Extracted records
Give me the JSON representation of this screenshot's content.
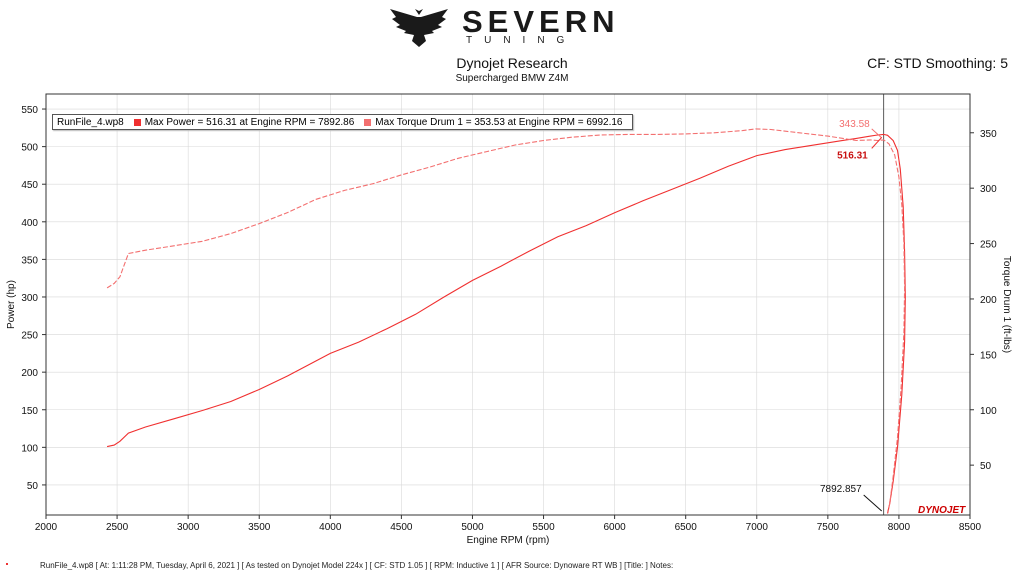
{
  "brand": {
    "name": "SEVERN",
    "tagline": "TUNING"
  },
  "title": "Dynojet Research",
  "subtitle": "Supercharged BMW Z4M",
  "cf_info": "CF: STD Smoothing: 5",
  "legend": {
    "run_file": "RunFile_4.wp8",
    "max_power_text": "Max Power = 516.31 at Engine RPM = 7892.86",
    "max_torque_text": "Max Torque Drum 1 = 353.53 at Engine RPM = 6992.16"
  },
  "footer": "RunFile_4.wp8 [ At: 1:11:28 PM, Tuesday, April 6, 2021 ] [ As tested on Dynojet Model 224x ] [ CF: STD 1.05 ] [ RPM: Inductive 1 ] [ AFR Source: Dynoware RT WB ] [Title: ]  Notes:",
  "dyno_logo": "DYNOJET",
  "colors": {
    "power": "#f03030",
    "torque": "#f37070",
    "axis": "#333333",
    "grid": "#d8d8d8"
  },
  "chart_data": {
    "type": "line",
    "xlabel": "Engine RPM (rpm)",
    "ylabel": "Power (hp)",
    "y2label": "Torque Drum 1 (ft-lbs)",
    "xlim": [
      2000,
      8500
    ],
    "ylim": [
      10,
      570
    ],
    "y2lim": [
      5,
      385
    ],
    "x_ticks": [
      2000,
      2500,
      3000,
      3500,
      4000,
      4500,
      5000,
      5500,
      6000,
      6500,
      7000,
      7500,
      8000,
      8500
    ],
    "y_ticks": [
      50,
      100,
      150,
      200,
      250,
      300,
      350,
      400,
      450,
      500,
      550
    ],
    "y2_ticks": [
      50,
      100,
      150,
      200,
      250,
      300,
      350
    ],
    "grid": true,
    "series": [
      {
        "name": "Power",
        "axis": "left",
        "style": "solid",
        "x": [
          2430,
          2480,
          2520,
          2580,
          2700,
          2900,
          3100,
          3300,
          3500,
          3700,
          3900,
          4000,
          4200,
          4400,
          4600,
          4800,
          5000,
          5200,
          5400,
          5600,
          5800,
          6000,
          6200,
          6400,
          6600,
          6800,
          7000,
          7200,
          7400,
          7600,
          7700,
          7800,
          7850,
          7893,
          7920,
          7960,
          7990,
          8010,
          8030,
          8040,
          8045,
          8040,
          8020,
          7990,
          7960,
          7935,
          7920
        ],
        "y": [
          101,
          103,
          108,
          119,
          127,
          138,
          149,
          161,
          177,
          195,
          215,
          225,
          240,
          258,
          277,
          300,
          322,
          341,
          361,
          380,
          395,
          412,
          428,
          443,
          458,
          474,
          488,
          496,
          502,
          508,
          511,
          514,
          515.5,
          516.31,
          515,
          508,
          495,
          470,
          420,
          360,
          300,
          240,
          170,
          100,
          55,
          25,
          12
        ]
      },
      {
        "name": "Torque Drum 1",
        "axis": "right",
        "style": "dashed",
        "x": [
          2430,
          2480,
          2520,
          2580,
          2700,
          2900,
          3100,
          3300,
          3500,
          3700,
          3900,
          4100,
          4300,
          4500,
          4700,
          4900,
          5100,
          5300,
          5500,
          5700,
          5900,
          6100,
          6300,
          6500,
          6700,
          6900,
          6992,
          7100,
          7300,
          7500,
          7700,
          7800,
          7850,
          7893,
          7930,
          7970,
          8000,
          8020,
          8035,
          8040,
          8035,
          8015,
          7990,
          7960,
          7935,
          7920
        ],
        "y": [
          210,
          214,
          220,
          241,
          244,
          248,
          252,
          259,
          268,
          278,
          290,
          298,
          304,
          312,
          319,
          327,
          333,
          339,
          343,
          346,
          348,
          348.5,
          348.5,
          349,
          350,
          352,
          353.53,
          353,
          350,
          347,
          343,
          343.58,
          343,
          343.58,
          340,
          330,
          310,
          285,
          250,
          210,
          170,
          120,
          75,
          40,
          15,
          8
        ]
      }
    ],
    "annotations": [
      {
        "text": "343.58",
        "x": 7893,
        "y": 343.58,
        "axis": "right"
      },
      {
        "text": "516.31",
        "x": 7893,
        "y": 516.31,
        "axis": "left"
      },
      {
        "text": "7892.857",
        "x": 7892.857,
        "axis": "x"
      }
    ]
  }
}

Task instructions: The word "Engine" appears in how many lines of the records? Give the number only.

Exercise output: 3